*QUOTED PASSAGE*
##########
# Just starting out .....Help please



## bobk53 (Oct 10, 2008)

Have been keeping fresh water for some time.
Now want to get in reef tank.
New / used size?????
Any help would be appreciated.
Thanks


----------



## conix67 (Jul 27, 2008)

bobk53 said:


> Have been keeping fresh water for some time.
> Now want to get in reef tank.
> New / used size?????
> Any help would be appreciated.
> Thanks


Be prepared to spend some money. In my opinion reef tank setup is much more pricey than most freshwater setup. I have a nano reef now, and number of fishes I can keep is very limited, so keep that in mind. If I were to start again, I'd go with 40G or more.


----------



## bobk53 (Oct 10, 2008)

*great*

looking at a used 90 right now complete


----------



## bobk53 (Oct 10, 2008)

although i have been looking at the nano myself the SOLANA i think thats the name


----------



## findingnemo (May 23, 2008)

Welcome to the hobby.

90G is a very good size to start.

Make a plan of what you plan on keeping before hand. This alone will take some time. Keep in mind compatibility with reef and with other fish as well as size of tank.

http://www.fishlore.com/SaltwaterBeginners.htm

http://a1272.g.akamai.net/7/1272/11....com/images/articles/g_fw_compchart020806.gif

http://www.reefsanctuary.com/forums...something-cycling-breaking-new-reef-tank.html

http://www.reefkeeping.com/issues/2003-06/rs/feature/index.php

This should be some good reading.

HTH


----------



## hojimoe (Mar 7, 2008)

the thing i suggest the most is to read read then read some more! then take some time to plan!
##########
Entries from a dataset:
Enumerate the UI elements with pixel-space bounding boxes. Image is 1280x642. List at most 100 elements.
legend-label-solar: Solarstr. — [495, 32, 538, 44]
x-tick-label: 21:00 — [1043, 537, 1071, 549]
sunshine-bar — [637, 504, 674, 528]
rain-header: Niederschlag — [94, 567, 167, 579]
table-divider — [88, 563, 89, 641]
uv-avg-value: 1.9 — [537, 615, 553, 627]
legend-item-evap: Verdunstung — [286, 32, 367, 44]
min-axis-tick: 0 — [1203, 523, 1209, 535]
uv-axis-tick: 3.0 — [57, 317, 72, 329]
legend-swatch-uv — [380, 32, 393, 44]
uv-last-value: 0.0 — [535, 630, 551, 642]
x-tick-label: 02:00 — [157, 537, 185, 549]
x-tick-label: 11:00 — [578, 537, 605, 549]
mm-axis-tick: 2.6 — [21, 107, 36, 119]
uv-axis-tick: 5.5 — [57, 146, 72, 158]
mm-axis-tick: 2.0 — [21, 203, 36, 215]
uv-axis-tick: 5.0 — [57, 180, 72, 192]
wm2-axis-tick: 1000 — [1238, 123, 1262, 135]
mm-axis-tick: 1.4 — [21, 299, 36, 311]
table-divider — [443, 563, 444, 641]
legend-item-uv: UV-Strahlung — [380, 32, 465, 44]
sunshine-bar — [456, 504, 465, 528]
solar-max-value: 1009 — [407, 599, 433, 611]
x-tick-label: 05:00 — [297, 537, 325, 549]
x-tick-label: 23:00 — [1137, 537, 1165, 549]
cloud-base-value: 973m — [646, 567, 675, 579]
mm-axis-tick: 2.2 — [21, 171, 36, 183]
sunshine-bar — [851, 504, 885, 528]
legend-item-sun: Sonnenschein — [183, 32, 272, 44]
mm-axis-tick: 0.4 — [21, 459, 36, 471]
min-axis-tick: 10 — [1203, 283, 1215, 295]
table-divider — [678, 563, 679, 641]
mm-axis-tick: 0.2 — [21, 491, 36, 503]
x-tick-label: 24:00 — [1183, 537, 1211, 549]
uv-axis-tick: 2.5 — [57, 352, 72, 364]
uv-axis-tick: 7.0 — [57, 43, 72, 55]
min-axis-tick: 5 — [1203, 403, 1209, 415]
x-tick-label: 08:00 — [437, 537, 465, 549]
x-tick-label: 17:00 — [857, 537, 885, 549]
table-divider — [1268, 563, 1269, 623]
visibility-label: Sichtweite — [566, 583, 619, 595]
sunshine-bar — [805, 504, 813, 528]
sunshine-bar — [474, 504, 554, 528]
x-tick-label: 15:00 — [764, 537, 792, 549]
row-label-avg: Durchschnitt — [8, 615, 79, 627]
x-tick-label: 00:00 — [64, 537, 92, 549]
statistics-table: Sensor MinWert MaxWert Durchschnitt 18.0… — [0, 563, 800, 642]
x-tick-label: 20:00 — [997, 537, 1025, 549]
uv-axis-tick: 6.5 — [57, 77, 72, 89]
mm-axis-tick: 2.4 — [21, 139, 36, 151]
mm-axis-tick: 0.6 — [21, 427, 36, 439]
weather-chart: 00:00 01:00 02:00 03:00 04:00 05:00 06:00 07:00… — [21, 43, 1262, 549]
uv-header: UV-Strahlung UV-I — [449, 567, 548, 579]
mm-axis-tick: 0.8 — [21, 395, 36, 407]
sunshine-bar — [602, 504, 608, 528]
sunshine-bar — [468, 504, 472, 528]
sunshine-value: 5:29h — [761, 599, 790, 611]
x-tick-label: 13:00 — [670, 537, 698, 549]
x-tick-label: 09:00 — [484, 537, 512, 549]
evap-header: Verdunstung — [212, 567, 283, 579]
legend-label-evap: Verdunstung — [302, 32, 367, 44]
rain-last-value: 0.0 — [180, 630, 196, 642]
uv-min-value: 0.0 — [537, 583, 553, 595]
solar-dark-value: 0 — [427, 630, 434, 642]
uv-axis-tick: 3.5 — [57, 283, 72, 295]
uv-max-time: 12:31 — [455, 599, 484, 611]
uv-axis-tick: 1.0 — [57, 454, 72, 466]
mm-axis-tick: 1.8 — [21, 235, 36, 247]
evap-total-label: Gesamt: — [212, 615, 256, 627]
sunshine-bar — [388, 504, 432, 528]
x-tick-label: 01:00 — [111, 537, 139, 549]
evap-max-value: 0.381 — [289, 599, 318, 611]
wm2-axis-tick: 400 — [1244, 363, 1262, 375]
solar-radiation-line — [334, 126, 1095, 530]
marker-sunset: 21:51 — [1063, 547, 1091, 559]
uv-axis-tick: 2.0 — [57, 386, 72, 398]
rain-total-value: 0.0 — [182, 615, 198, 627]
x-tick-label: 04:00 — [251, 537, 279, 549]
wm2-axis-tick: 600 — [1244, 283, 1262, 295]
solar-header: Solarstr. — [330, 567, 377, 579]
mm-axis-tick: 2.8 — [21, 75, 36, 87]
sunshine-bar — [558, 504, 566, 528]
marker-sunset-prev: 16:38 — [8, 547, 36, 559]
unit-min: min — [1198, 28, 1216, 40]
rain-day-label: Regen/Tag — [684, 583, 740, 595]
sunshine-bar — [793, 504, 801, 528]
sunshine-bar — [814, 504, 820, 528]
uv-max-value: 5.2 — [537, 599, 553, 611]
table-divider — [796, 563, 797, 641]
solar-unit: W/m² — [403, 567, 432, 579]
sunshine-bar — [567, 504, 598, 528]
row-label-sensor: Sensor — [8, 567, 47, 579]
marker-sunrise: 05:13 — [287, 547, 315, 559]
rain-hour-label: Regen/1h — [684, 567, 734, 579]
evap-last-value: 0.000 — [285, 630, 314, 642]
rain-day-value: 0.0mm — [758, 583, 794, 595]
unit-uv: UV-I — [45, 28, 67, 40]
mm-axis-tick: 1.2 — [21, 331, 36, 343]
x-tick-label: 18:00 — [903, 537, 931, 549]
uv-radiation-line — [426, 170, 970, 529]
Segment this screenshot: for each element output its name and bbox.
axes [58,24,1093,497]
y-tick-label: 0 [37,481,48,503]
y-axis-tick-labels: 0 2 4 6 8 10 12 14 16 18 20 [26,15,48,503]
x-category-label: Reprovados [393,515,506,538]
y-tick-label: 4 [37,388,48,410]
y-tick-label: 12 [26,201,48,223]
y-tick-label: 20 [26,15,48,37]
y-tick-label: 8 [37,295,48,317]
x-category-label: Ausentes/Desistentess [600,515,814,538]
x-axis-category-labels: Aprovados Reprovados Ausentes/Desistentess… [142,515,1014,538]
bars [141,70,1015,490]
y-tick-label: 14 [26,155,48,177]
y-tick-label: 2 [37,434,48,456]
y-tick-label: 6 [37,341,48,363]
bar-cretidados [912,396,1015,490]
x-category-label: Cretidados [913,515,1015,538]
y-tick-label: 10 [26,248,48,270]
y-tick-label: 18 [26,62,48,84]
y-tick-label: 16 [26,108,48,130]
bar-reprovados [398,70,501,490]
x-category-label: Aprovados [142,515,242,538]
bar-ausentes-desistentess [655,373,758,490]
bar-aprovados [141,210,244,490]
##########
*INSTRUCTION*
In the reef tank thread, why does conix67 say a restart would mean choosing a tank of 40G or more? The data above has no role in this exercise.

*RESPONSE*
conix67 keeps a nano reef and finds that the number of fish it can hold is very limited. A tank of 40G or more would allow more fish.